## Start Records for the task

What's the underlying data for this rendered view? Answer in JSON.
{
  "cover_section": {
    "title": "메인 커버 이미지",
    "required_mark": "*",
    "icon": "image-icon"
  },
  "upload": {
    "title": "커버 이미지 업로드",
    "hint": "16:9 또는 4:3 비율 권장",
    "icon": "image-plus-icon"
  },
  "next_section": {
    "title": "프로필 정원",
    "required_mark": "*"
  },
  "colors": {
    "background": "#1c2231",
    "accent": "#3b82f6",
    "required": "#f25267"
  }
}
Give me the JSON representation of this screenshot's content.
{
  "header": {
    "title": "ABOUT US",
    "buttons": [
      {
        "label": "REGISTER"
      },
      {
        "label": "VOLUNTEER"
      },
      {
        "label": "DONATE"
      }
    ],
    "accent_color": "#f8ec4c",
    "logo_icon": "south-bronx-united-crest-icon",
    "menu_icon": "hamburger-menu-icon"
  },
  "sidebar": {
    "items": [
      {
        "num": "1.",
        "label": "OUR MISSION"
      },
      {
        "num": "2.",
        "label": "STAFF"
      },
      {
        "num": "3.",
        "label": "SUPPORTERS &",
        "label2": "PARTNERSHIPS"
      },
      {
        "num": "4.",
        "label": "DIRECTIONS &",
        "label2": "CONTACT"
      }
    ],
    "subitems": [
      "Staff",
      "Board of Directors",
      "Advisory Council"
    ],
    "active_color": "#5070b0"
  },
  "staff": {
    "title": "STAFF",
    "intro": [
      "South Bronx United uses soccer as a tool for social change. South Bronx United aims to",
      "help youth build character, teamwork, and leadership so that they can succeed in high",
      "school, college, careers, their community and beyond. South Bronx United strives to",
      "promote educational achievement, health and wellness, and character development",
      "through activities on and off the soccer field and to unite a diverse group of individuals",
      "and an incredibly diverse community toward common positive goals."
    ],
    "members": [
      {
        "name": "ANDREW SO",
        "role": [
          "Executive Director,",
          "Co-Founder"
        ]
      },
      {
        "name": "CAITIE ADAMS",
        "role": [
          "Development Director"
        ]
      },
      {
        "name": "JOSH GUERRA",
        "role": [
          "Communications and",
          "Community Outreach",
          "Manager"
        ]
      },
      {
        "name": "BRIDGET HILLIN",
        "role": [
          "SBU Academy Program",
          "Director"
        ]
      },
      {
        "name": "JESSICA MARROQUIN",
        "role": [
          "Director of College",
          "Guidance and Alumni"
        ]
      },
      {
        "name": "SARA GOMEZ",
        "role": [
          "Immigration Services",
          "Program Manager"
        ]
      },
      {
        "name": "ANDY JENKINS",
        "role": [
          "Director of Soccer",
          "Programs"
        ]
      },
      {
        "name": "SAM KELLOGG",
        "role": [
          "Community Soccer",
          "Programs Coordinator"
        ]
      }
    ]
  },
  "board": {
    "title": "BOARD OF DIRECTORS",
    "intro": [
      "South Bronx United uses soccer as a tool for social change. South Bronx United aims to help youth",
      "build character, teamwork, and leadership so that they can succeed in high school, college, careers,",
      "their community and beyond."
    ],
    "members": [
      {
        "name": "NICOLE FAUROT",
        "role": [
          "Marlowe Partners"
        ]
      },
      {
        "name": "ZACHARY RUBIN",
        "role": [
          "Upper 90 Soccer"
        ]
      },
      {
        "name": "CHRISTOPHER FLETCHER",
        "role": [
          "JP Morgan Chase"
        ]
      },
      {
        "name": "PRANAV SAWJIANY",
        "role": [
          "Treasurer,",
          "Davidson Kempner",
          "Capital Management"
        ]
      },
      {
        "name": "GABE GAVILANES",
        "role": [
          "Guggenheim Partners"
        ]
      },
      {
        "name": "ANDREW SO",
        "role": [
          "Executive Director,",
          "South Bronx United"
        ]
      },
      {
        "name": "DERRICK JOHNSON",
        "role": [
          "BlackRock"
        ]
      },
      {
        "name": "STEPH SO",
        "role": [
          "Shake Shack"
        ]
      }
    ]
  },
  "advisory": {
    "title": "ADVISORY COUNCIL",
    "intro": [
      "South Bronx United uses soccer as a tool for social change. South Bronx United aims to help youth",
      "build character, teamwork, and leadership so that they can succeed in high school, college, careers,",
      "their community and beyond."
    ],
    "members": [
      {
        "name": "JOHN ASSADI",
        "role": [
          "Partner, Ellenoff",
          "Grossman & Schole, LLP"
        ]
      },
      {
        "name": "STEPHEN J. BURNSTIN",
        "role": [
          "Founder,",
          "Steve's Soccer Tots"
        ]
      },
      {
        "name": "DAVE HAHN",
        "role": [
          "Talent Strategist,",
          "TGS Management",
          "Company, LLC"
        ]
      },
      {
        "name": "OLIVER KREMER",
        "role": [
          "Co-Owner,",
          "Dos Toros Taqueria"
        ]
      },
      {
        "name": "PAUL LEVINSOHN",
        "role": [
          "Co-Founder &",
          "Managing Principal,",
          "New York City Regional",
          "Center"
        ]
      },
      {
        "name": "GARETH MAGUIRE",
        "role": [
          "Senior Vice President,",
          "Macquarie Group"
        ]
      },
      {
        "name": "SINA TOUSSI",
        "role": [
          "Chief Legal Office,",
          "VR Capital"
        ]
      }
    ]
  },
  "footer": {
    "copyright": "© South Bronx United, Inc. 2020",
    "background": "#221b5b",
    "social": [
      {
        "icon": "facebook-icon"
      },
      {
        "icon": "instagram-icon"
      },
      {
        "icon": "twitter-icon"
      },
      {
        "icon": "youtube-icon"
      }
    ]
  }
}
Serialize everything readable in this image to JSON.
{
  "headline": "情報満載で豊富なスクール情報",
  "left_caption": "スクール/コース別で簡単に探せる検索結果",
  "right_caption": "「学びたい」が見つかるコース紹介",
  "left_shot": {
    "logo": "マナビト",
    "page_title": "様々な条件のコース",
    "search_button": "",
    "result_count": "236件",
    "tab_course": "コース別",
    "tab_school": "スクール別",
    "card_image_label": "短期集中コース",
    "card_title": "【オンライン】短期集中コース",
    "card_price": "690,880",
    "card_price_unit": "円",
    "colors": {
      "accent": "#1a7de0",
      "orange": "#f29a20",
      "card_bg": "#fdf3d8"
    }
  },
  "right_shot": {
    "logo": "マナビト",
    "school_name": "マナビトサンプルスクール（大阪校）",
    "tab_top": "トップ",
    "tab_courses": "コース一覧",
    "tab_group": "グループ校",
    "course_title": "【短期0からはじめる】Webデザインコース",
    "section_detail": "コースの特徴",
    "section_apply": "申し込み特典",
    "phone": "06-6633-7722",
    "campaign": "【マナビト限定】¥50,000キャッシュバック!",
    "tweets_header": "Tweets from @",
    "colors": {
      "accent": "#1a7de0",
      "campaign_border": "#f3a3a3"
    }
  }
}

## End Records for the task

**Exercise aim:** Copy out the whole listing exactly.

**Full output:**
What's the underlying data for this rendered view? Answer in JSON.
{
  "cover_section": {
    "title": "메인 커버 이미지",
    "required_mark": "*",
    "icon": "image-icon"
  },
  "upload": {
    "title": "커버 이미지 업로드",
    "hint": "16:9 또는 4:3 비율 권장",
    "icon": "image-plus-icon"
  },
  "next_section": {
    "title": "프로필 정원",
    "required_mark": "*"
  },
  "colors": {
    "background": "#1c2231",
    "accent": "#3b82f6",
    "required": "#f25267"
  }
}
Give me the JSON representation of this screenshot's content.
{
  "header": {
    "title": "ABOUT US",
    "buttons": [
      {
        "label": "REGISTER"
      },
      {
        "label": "VOLUNTEER"
      },
      {
        "label": "DONATE"
      }
    ],
    "accent_color": "#f8ec4c",
    "logo_icon": "south-bronx-united-crest-icon",
    "menu_icon": "hamburger-menu-icon"
  },
  "sidebar": {
    "items": [
      {
        "num": "1.",
        "label": "OUR MISSION"
      },
      {
        "num": "2.",
        "label": "STAFF"
      },
      {
        "num": "3.",
        "label": "SUPPORTERS &",
        "label2": "PARTNERSHIPS"
      },
      {
        "num": "4.",
        "label": "DIRECTIONS &",
        "label2": "CONTACT"
      }
    ],
    "subitems": [
      "Staff",
      "Board of Directors",
      "Advisory Council"
    ],
    "active_color": "#5070b0"
  },
  "staff": {
    "title": "STAFF",
    "intro": [
      "South Bronx United uses soccer as a tool for social change. South Bronx United aims to",
      "help youth build character, teamwork, and leadership so that they can succeed in high",
      "school, college, careers, their community and beyond. South Bronx United strives to",
      "promote educational achievement, health and wellness, and character development",
      "through activities on and off the soccer field and to unite a diverse group of individuals",
      "and an incredibly diverse community toward common positive goals."
    ],
    "members": [
      {
        "name": "ANDREW SO",
        "role": [
          "Executive Director,",
          "Co-Founder"
        ]
      },
      {
        "name": "CAITIE ADAMS",
        "role": [
          "Development Director"
        ]
      },
      {
        "name": "JOSH GUERRA",
        "role": [
          "Communications and",
          "Community Outreach",
          "Manager"
        ]
      },
      {
        "name": "BRIDGET HILLIN",
        "role": [
          "SBU Academy Program",
          "Director"
        ]
      },
      {
        "name": "JESSICA MARROQUIN",
        "role": [
          "Director of College",
          "Guidance and Alumni"
        ]
      },
      {
        "name": "SARA GOMEZ",
        "role": [
          "Immigration Services",
          "Program Manager"
        ]
      },
      {
        "name": "ANDY JENKINS",
        "role": [
          "Director of Soccer",
          "Programs"
        ]
      },
      {
        "name": "SAM KELLOGG",
        "role": [
          "Community Soccer",
          "Programs Coordinator"
        ]
      }
    ]
  },
  "board": {
    "title": "BOARD OF DIRECTORS",
    "intro": [
      "South Bronx United uses soccer as a tool for social change. South Bronx United aims to help youth",
      "build character, teamwork, and leadership so that they can succeed in high school, college, careers,",
      "their community and beyond."
    ],
    "members": [
      {
        "name": "NICOLE FAUROT",
        "role": [
          "Marlowe Partners"
        ]
      },
      {
        "name": "ZACHARY RUBIN",
        "role": [
          "Upper 90 Soccer"
        ]
      },
      {
        "name": "CHRISTOPHER FLETCHER",
        "role": [
          "JP Morgan Chase"
        ]
      },
      {
        "name": "PRANAV SAWJIANY",
        "role": [
          "Treasurer,",
          "Davidson Kempner",
          "Capital Management"
        ]
      },
      {
        "name": "GABE GAVILANES",
        "role": [
          "Guggenheim Partners"
        ]
      },
      {
        "name": "ANDREW SO",
        "role": [
          "Executive Director,",
          "South Bronx United"
        ]
      },
      {
        "name": "DERRICK JOHNSON",
        "role": [
          "BlackRock"
        ]
      },
      {
        "name": "STEPH SO",
        "role": [
          "Shake Shack"
        ]
      }
    ]
  },
  "advisory": {
    "title": "ADVISORY COUNCIL",
    "intro": [
      "South Bronx United uses soccer as a tool for social change. South Bronx United aims to help youth",
      "build character, teamwork, and leadership so that they can succeed in high school, college, careers,",
      "their community and beyond."
    ],
    "members": [
      {
        "name": "JOHN ASSADI",
        "role": [
          "Partner, Ellenoff",
          "Grossman & Schole, LLP"
        ]
      },
      {
        "name": "STEPHEN J. BURNSTIN",
        "role": [
          "Founder,",
          "Steve's Soccer Tots"
        ]
      },
      {
        "name": "DAVE HAHN",
        "role": [
          "Talent Strategist,",
          "TGS Management",
          "Company, LLC"
        ]
      },
      {
        "name": "OLIVER KREMER",
        "role": [
          "Co-Owner,",
          "Dos Toros Taqueria"
        ]
      },
      {
        "name": "PAUL LEVINSOHN",
        "role": [
          "Co-Founder &",
          "Managing Principal,",
          "New York City Regional",
          "Center"
        ]
      },
      {
        "name": "GARETH MAGUIRE",
        "role": [
          "Senior Vice President,",
          "Macquarie Group"
        ]
      },
      {
        "name": "SINA TOUSSI",
        "role": [
          "Chief Legal Office,",
          "VR Capital"
        ]
      }
    ]
  },
  "footer": {
    "copyright": "© South Bronx United, Inc. 2020",
    "background": "#221b5b",
    "social": [
      {
        "icon": "facebook-icon"
      },
      {
        "icon": "instagram-icon"
      },
      {
        "icon": "twitter-icon"
      },
      {
        "icon": "youtube-icon"
      }
    ]
  }
}
Serialize everything readable in this image to JSON.
{
  "headline": "情報満載で豊富なスクール情報",
  "left_caption": "スクール/コース別で簡単に探せる検索結果",
  "right_caption": "「学びたい」が見つかるコース紹介",
  "left_shot": {
    "logo": "マナビト",
    "page_title": "様々な条件のコース",
    "search_button": "",
    "result_count": "236件",
    "tab_course": "コース別",
    "tab_school": "スクール別",
    "card_image_label": "短期集中コース",
    "card_title": "【オンライン】短期集中コース",
    "card_price": "690,880",
    "card_price_unit": "円",
    "colors": {
      "accent": "#1a7de0",
      "orange": "#f29a20",
      "card_bg": "#fdf3d8"
    }
  },
  "right_shot": {
    "logo": "マナビト",
    "school_name": "マナビトサンプルスクール（大阪校）",
    "tab_top": "トップ",
    "tab_courses": "コース一覧",
    "tab_group": "グループ校",
    "course_title": "【短期0からはじめる】Webデザインコース",
    "section_detail": "コースの特徴",
    "section_apply": "申し込み特典",
    "phone": "06-6633-7722",
    "campaign": "【マナビト限定】¥50,000キャッシュバック!",
    "tweets_header": "Tweets from @",
    "colors": {
      "accent": "#1a7de0",
      "campaign_border": "#f3a3a3"
    }
  }
}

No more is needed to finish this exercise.